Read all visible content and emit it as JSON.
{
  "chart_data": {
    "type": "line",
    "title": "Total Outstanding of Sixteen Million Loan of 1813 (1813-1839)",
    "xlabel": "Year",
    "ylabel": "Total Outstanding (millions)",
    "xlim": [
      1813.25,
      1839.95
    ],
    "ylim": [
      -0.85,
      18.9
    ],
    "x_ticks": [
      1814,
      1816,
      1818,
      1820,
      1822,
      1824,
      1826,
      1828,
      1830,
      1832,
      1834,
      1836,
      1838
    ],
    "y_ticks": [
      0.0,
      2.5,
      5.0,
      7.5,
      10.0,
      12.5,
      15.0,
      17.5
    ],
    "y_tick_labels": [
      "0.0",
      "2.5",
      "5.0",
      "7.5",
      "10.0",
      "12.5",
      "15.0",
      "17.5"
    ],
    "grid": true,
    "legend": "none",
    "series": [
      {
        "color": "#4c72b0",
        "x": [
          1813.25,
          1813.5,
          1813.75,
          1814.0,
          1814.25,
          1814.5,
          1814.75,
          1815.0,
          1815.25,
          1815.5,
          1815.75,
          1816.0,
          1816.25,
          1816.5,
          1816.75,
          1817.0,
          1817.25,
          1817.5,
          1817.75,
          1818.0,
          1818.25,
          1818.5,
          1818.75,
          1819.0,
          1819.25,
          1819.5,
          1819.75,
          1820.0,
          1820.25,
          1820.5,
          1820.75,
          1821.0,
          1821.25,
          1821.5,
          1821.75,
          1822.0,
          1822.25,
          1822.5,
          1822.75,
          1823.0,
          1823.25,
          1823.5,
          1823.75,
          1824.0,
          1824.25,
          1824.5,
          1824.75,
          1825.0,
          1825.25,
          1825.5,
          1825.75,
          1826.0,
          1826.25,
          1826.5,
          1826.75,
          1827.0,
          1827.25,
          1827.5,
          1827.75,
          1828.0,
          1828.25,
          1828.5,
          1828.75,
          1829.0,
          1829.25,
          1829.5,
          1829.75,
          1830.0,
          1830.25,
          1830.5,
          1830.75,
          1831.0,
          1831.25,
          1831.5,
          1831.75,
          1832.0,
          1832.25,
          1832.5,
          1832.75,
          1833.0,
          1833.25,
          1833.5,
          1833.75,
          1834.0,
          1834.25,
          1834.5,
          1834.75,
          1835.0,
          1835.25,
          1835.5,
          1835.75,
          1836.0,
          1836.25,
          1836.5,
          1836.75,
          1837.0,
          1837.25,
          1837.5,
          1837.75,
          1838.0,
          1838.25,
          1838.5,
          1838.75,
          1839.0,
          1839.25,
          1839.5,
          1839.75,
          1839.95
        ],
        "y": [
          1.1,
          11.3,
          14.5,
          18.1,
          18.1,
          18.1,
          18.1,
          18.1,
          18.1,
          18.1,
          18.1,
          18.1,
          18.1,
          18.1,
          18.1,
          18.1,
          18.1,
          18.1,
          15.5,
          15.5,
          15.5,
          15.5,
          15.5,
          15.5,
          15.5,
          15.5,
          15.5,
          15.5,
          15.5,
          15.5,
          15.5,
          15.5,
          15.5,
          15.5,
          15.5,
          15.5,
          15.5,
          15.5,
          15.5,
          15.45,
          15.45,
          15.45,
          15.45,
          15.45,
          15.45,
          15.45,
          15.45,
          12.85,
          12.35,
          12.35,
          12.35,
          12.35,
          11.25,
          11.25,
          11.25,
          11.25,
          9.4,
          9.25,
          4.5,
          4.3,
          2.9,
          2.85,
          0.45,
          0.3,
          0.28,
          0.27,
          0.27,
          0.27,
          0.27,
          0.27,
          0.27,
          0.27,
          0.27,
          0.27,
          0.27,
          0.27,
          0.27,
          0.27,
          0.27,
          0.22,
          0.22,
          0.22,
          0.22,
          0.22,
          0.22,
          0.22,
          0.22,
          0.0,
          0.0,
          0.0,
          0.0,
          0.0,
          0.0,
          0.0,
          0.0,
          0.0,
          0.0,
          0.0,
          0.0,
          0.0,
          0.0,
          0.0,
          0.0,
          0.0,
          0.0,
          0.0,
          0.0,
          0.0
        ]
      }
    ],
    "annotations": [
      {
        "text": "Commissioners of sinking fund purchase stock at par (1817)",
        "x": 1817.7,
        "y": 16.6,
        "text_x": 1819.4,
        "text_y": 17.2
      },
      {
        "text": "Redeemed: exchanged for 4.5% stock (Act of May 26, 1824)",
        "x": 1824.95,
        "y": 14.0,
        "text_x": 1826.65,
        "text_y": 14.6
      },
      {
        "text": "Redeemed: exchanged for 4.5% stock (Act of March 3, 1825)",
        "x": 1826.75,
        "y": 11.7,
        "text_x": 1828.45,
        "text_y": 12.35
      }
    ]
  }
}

## Exercise details
The listing above should be transcribed in full, exactly as written.

## Solution to the problem
Read all visible content and emit it as JSON.
{
  "chart_data": {
    "type": "line",
    "title": "Total Outstanding of Sixteen Million Loan of 1813 (1813-1839)",
    "xlabel": "Year",
    "ylabel": "Total Outstanding (millions)",
    "xlim": [
      1813.25,
      1839.95
    ],
    "ylim": [
      -0.85,
      18.9
    ],
    "x_ticks": [
      1814,
      1816,
      1818,
      1820,
      1822,
      1824,
      1826,
      1828,
      1830,
      1832,
      1834,
      1836,
      1838
    ],
    "y_ticks": [
      0.0,
      2.5,
      5.0,
      7.5,
      10.0,
      12.5,
      15.0,
      17.5
    ],
    "y_tick_labels": [
      "0.0",
      "2.5",
      "5.0",
      "7.5",
      "10.0",
      "12.5",
      "15.0",
      "17.5"
    ],
    "grid": true,
    "legend": "none",
    "series": [
      {
        "color": "#4c72b0",
        "x": [
          1813.25,
          1813.5,
          1813.75,
          1814.0,
          1814.25,
          1814.5,
          1814.75,
          1815.0,
          1815.25,
          1815.5,
          1815.75,
          1816.0,
          1816.25,
          1816.5,
          1816.75,
          1817.0,
          1817.25,
          1817.5,
          1817.75,
          1818.0,
          1818.25,
          1818.5,
          1818.75,
          1819.0,
          1819.25,
          1819.5,
          1819.75,
          1820.0,
          1820.25,
          1820.5,
          1820.75,
          1821.0,
          1821.25,
          1821.5,
          1821.75,
          1822.0,
          1822.25,
          1822.5,
          1822.75,
          1823.0,
          1823.25,
          1823.5,
          1823.75,
          1824.0,
          1824.25,
          1824.5,
          1824.75,
          1825.0,
          1825.25,
          1825.5,
          1825.75,
          1826.0,
          1826.25,
          1826.5,
          1826.75,
          1827.0,
          1827.25,
          1827.5,
          1827.75,
          1828.0,
          1828.25,
          1828.5,
          1828.75,
          1829.0,
          1829.25,
          1829.5,
          1829.75,
          1830.0,
          1830.25,
          1830.5,
          1830.75,
          1831.0,
          1831.25,
          1831.5,
          1831.75,
          1832.0,
          1832.25,
          1832.5,
          1832.75,
          1833.0,
          1833.25,
          1833.5,
          1833.75,
          1834.0,
          1834.25,
          1834.5,
          1834.75,
          1835.0,
          1835.25,
          1835.5,
          1835.75,
          1836.0,
          1836.25,
          1836.5,
          1836.75,
          1837.0,
          1837.25,
          1837.5,
          1837.75,
          1838.0,
          1838.25,
          1838.5,
          1838.75,
          1839.0,
          1839.25,
          1839.5,
          1839.75,
          1839.95
        ],
        "y": [
          1.1,
          11.3,
          14.5,
          18.1,
          18.1,
          18.1,
          18.1,
          18.1,
          18.1,
          18.1,
          18.1,
          18.1,
          18.1,
          18.1,
          18.1,
          18.1,
          18.1,
          18.1,
          15.5,
          15.5,
          15.5,
          15.5,
          15.5,
          15.5,
          15.5,
          15.5,
          15.5,
          15.5,
          15.5,
          15.5,
          15.5,
          15.5,
          15.5,
          15.5,
          15.5,
          15.5,
          15.5,
          15.5,
          15.5,
          15.45,
          15.45,
          15.45,
          15.45,
          15.45,
          15.45,
          15.45,
          15.45,
          12.85,
          12.35,
          12.35,
          12.35,
          12.35,
          11.25,
          11.25,
          11.25,
          11.25,
          9.4,
          9.25,
          4.5,
          4.3,
          2.9,
          2.85,
          0.45,
          0.3,
          0.28,
          0.27,
          0.27,
          0.27,
          0.27,
          0.27,
          0.27,
          0.27,
          0.27,
          0.27,
          0.27,
          0.27,
          0.27,
          0.27,
          0.27,
          0.22,
          0.22,
          0.22,
          0.22,
          0.22,
          0.22,
          0.22,
          0.22,
          0.0,
          0.0,
          0.0,
          0.0,
          0.0,
          0.0,
          0.0,
          0.0,
          0.0,
          0.0,
          0.0,
          0.0,
          0.0,
          0.0,
          0.0,
          0.0,
          0.0,
          0.0,
          0.0,
          0.0,
          0.0
        ]
      }
    ],
    "annotations": [
      {
        "text": "Commissioners of sinking fund purchase stock at par (1817)",
        "x": 1817.7,
        "y": 16.6,
        "text_x": 1819.4,
        "text_y": 17.2
      },
      {
        "text": "Redeemed: exchanged for 4.5% stock (Act of May 26, 1824)",
        "x": 1824.95,
        "y": 14.0,
        "text_x": 1826.65,
        "text_y": 14.6
      },
      {
        "text": "Redeemed: exchanged for 4.5% stock (Act of March 3, 1825)",
        "x": 1826.75,
        "y": 11.7,
        "text_x": 1828.45,
        "text_y": 12.35
      }
    ]
  }
}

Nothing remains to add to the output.